◆ DESCRIPTION OF THE TASK
Gather every line holding the string "полуавтоматическая".

○ ○ ○ ○

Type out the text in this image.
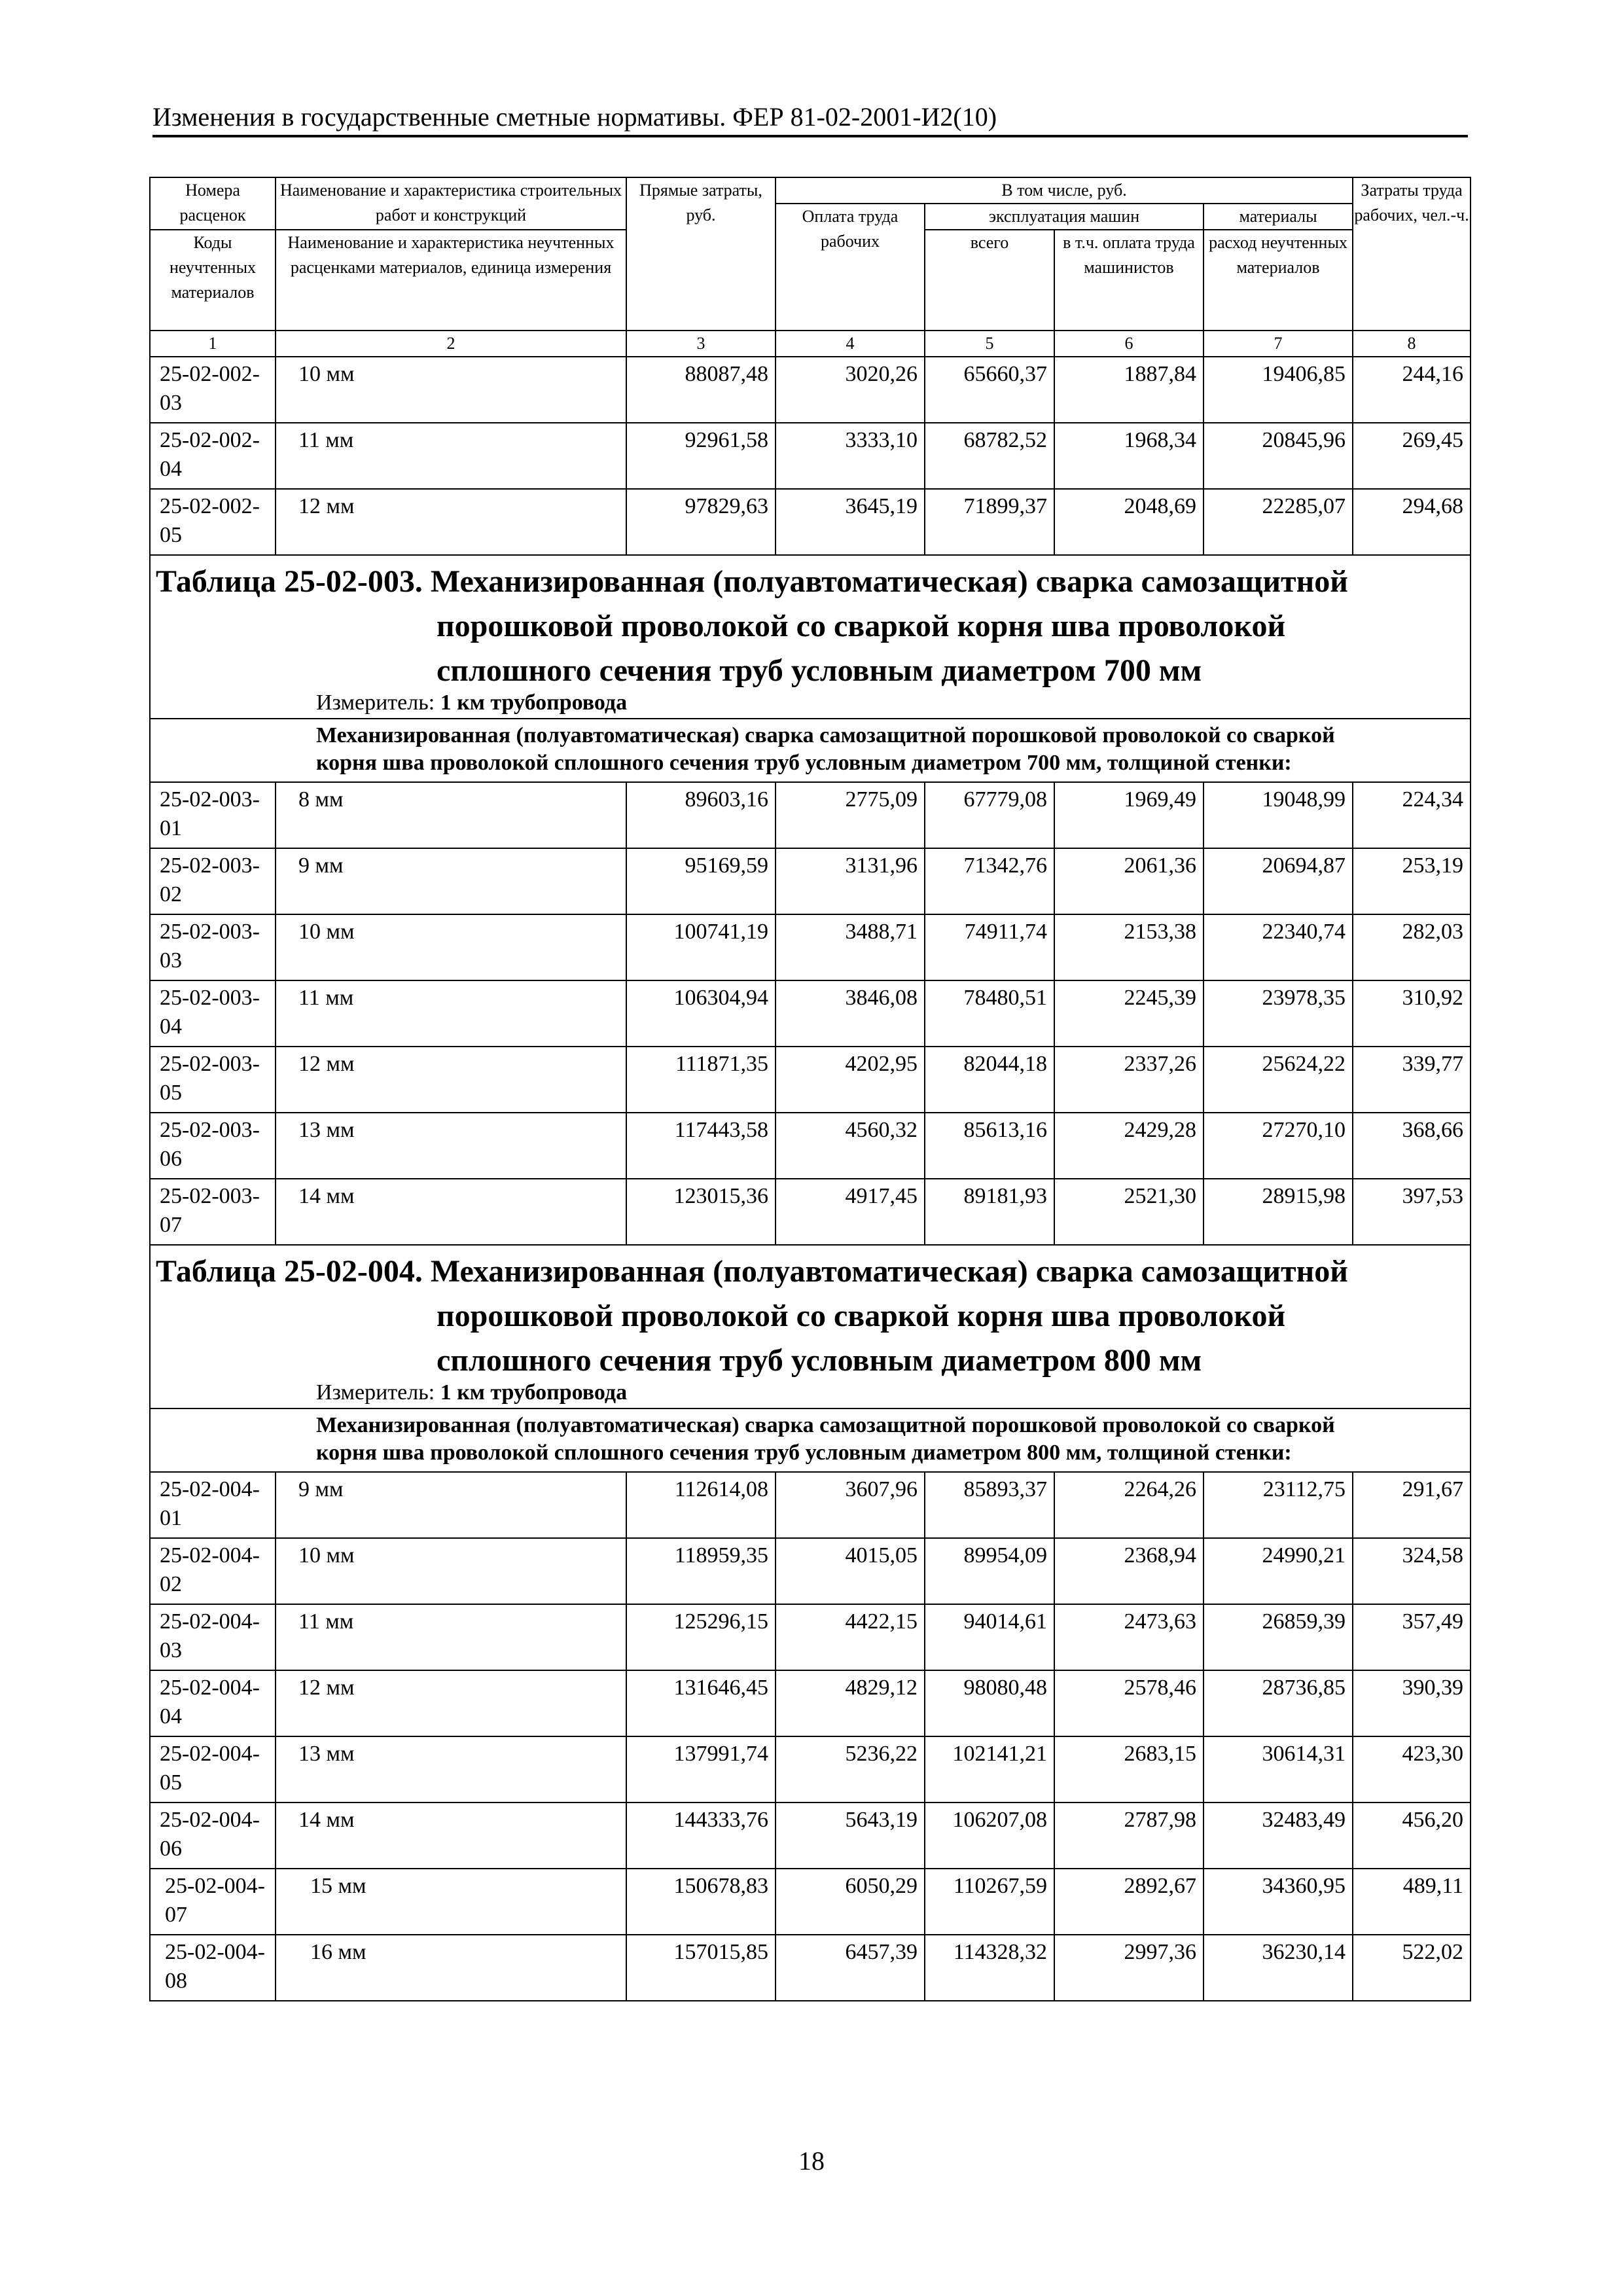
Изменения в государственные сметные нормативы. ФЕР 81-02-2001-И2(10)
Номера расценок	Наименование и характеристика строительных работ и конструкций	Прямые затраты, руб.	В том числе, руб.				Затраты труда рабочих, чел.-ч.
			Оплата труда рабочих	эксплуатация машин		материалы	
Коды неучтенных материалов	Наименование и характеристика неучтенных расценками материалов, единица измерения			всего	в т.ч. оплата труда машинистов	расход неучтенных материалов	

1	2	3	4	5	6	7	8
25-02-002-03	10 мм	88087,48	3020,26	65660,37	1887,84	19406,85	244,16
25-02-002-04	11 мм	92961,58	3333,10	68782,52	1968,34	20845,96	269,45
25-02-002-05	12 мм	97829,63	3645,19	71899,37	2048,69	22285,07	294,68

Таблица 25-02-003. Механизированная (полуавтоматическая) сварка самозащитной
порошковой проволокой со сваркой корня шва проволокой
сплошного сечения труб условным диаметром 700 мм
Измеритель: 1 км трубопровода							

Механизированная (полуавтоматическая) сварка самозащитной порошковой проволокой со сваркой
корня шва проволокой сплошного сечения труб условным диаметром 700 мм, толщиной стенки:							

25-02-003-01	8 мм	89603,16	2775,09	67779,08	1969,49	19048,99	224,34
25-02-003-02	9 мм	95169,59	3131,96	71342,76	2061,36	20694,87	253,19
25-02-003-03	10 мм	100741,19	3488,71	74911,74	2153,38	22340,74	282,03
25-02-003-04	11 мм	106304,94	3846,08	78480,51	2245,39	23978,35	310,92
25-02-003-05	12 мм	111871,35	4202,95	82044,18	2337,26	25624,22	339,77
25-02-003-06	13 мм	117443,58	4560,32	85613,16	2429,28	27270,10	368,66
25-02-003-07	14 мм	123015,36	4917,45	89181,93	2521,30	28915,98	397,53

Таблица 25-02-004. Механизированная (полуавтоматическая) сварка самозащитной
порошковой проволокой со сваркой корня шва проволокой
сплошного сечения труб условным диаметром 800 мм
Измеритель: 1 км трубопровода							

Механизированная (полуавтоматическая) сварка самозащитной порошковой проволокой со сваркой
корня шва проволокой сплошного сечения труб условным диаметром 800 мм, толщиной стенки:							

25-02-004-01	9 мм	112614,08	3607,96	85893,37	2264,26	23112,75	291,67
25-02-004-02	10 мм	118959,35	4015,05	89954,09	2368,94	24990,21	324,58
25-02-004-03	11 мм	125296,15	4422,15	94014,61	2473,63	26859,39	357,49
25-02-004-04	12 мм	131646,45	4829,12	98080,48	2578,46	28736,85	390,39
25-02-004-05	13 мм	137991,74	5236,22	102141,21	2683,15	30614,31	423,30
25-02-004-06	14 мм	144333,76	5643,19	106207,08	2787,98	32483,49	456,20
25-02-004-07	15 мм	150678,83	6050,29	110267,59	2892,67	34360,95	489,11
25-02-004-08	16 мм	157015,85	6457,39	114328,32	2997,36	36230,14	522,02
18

○ ○ ○ ○

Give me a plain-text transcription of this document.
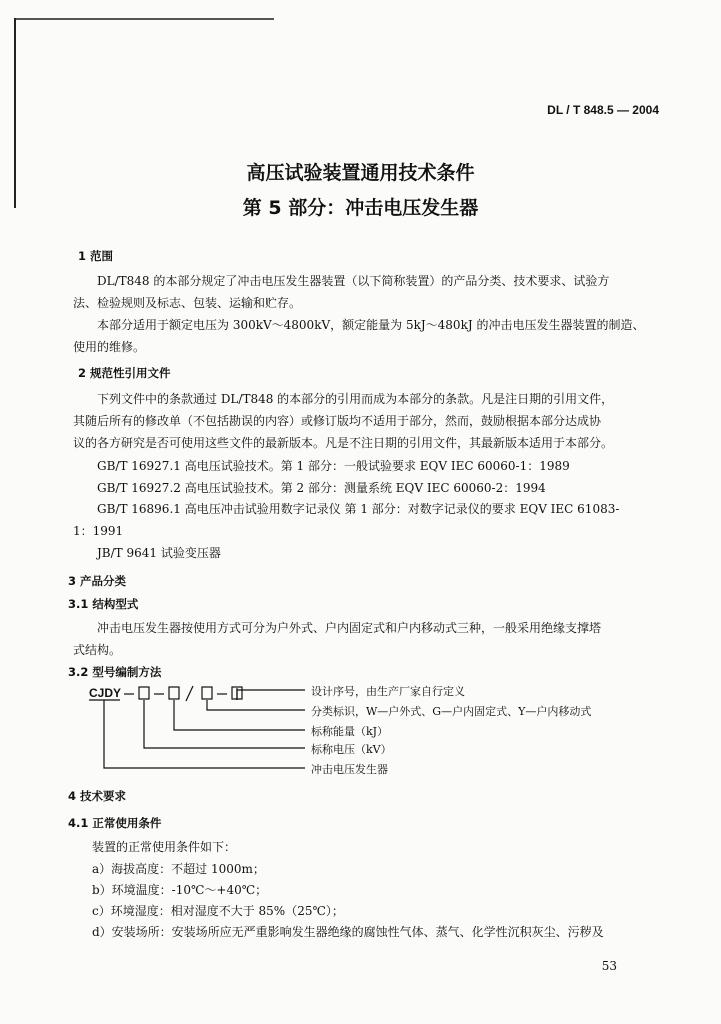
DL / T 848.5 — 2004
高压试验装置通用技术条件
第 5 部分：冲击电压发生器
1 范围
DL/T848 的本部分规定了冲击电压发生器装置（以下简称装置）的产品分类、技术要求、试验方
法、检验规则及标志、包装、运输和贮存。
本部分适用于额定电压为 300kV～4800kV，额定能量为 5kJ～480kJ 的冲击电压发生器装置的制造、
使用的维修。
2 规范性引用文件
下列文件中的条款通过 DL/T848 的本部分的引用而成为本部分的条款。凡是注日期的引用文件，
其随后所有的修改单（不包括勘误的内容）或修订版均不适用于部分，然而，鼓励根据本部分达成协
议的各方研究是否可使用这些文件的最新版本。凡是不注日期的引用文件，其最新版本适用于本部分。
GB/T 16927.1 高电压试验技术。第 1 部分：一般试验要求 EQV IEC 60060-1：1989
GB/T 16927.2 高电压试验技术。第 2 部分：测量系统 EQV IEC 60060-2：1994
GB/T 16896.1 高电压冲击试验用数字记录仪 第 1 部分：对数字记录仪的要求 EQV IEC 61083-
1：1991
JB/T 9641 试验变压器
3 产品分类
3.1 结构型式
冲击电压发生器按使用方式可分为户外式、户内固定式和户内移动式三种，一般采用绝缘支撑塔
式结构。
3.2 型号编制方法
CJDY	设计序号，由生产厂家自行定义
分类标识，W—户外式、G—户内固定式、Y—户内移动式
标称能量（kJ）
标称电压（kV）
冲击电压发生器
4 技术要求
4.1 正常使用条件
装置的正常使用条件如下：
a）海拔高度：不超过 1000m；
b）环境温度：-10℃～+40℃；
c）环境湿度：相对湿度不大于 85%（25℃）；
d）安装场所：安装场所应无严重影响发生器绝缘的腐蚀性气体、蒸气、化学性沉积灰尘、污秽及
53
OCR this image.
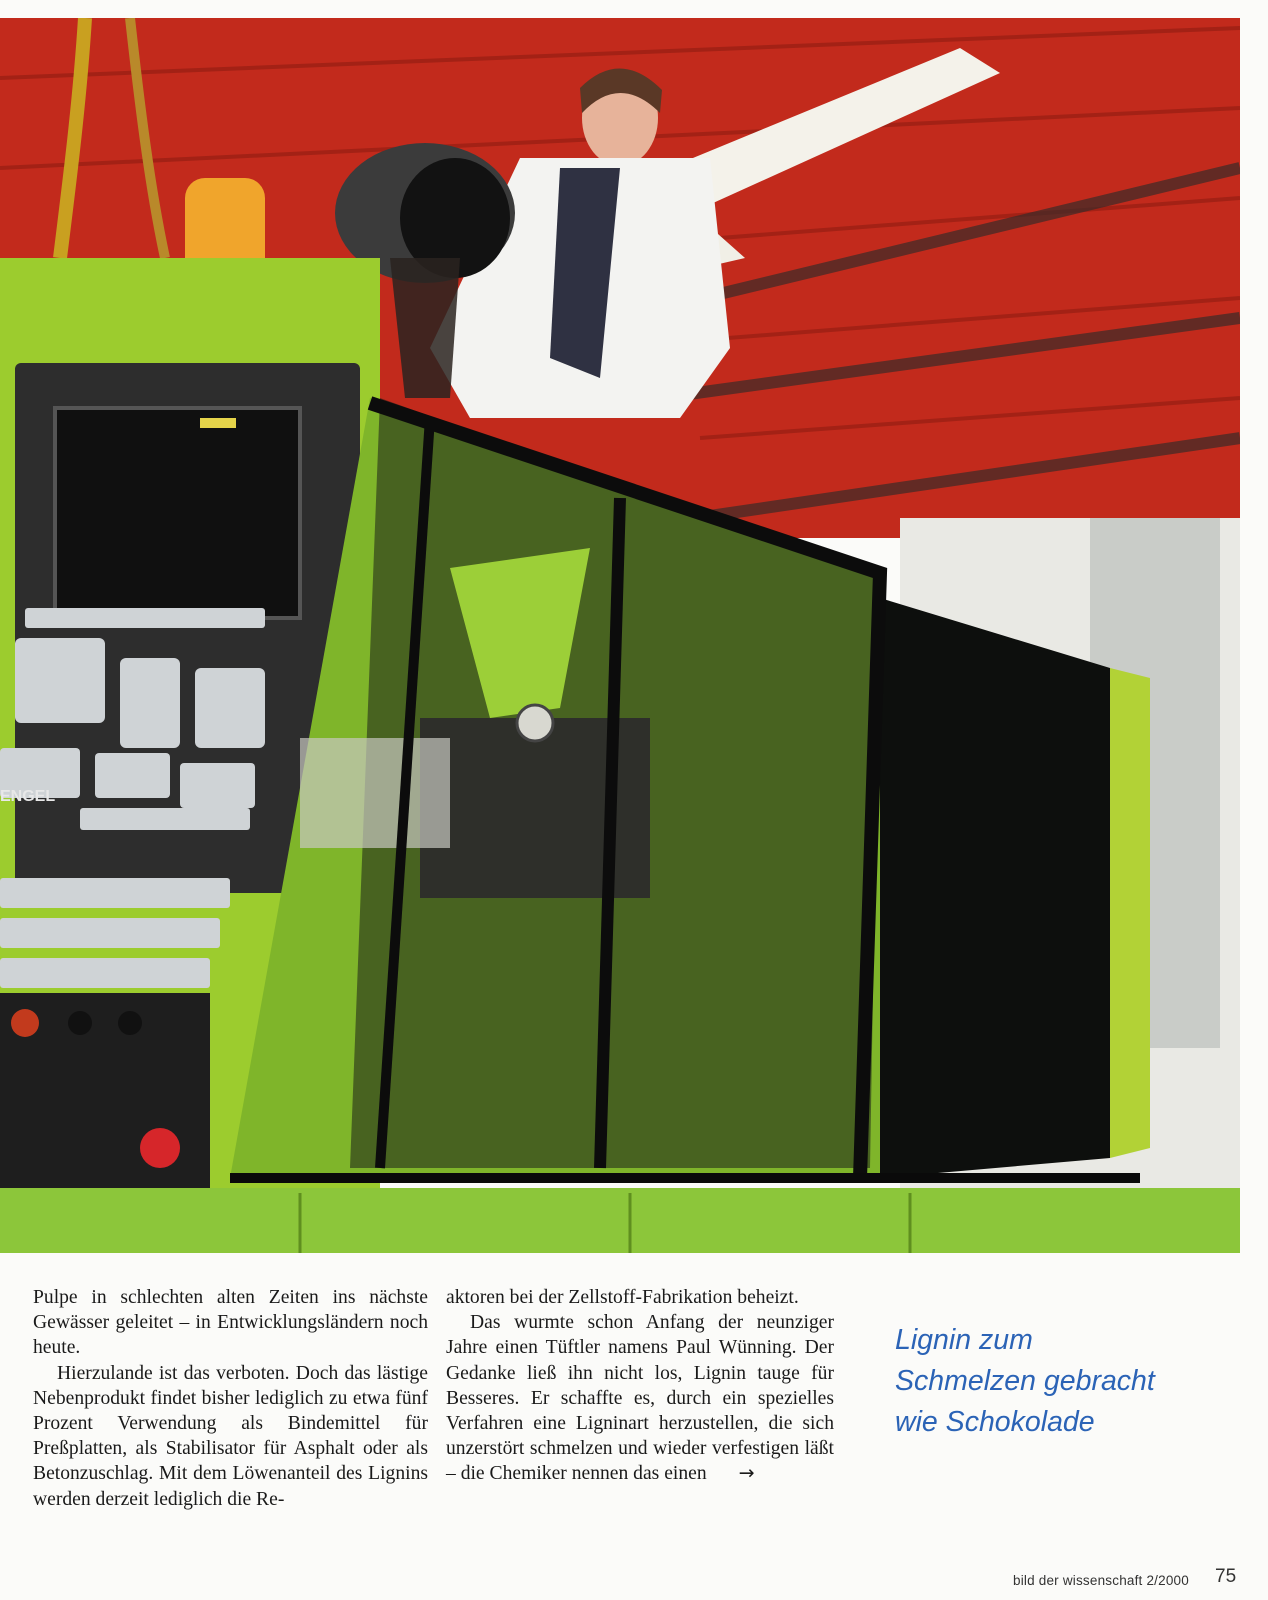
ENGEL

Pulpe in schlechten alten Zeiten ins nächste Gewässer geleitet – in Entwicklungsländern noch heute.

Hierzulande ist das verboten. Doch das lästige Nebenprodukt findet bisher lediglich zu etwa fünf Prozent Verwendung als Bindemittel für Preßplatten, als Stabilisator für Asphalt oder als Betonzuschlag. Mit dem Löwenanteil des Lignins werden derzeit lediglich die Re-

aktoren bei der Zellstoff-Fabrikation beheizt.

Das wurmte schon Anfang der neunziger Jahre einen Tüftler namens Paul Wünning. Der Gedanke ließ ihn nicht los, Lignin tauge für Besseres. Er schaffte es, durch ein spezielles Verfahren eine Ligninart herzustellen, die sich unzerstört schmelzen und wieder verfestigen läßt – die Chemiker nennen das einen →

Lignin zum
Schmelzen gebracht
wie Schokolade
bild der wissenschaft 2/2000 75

○ ○ ○ ○

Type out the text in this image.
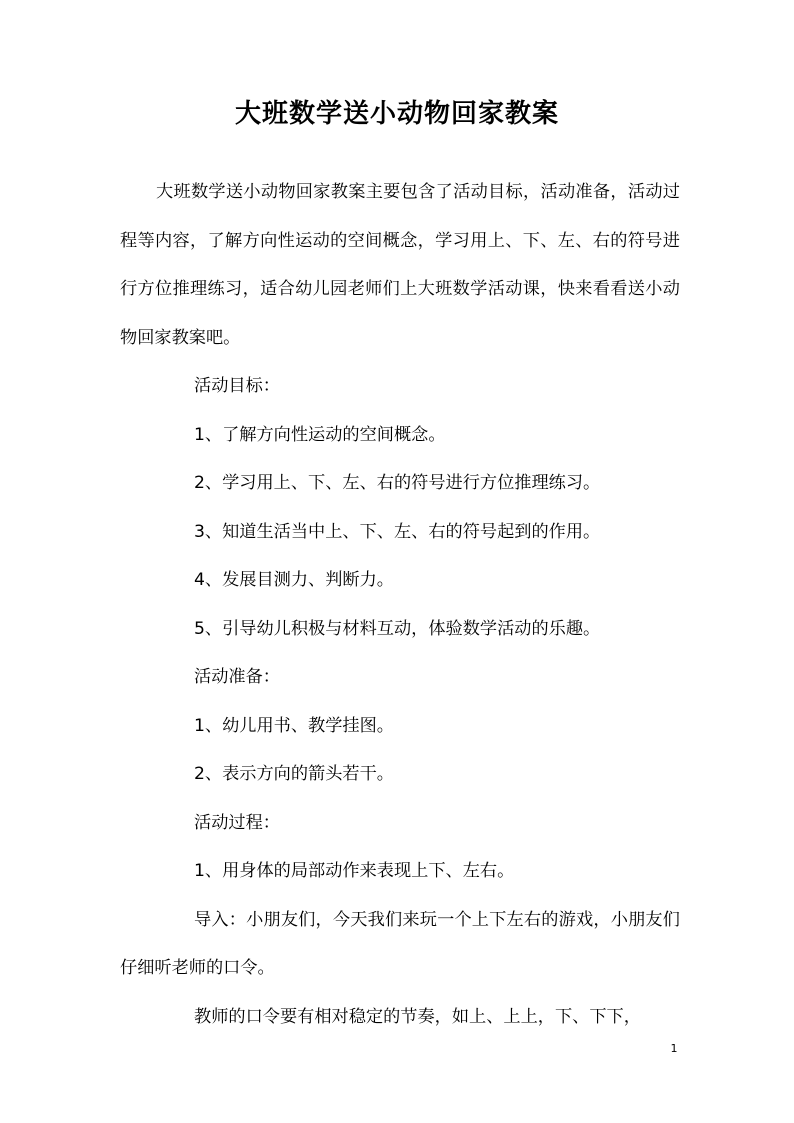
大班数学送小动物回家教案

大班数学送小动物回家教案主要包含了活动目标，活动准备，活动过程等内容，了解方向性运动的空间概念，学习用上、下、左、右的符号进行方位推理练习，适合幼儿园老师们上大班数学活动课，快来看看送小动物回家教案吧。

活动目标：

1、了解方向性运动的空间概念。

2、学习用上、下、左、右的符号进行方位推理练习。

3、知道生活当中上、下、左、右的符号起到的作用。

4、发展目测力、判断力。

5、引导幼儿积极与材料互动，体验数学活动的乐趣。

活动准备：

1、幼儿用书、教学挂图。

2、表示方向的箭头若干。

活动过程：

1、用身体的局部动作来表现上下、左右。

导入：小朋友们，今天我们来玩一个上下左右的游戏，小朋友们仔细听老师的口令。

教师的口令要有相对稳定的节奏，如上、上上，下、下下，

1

○ ○ ○ ○

◆ REPLY TO THE EXERCISE
Таблица 25-02-003. Механизированная (полуавтоматическая) сварка самозащитной
Механизированная (полуавтоматическая) сварка самозащитной порошковой проволокой со сваркой
Таблица 25-02-004. Механизированная (полуавтоматическая) сварка самозащитной
Механизированная (полуавтоматическая) сварка самозащитной порошковой проволокой со сваркой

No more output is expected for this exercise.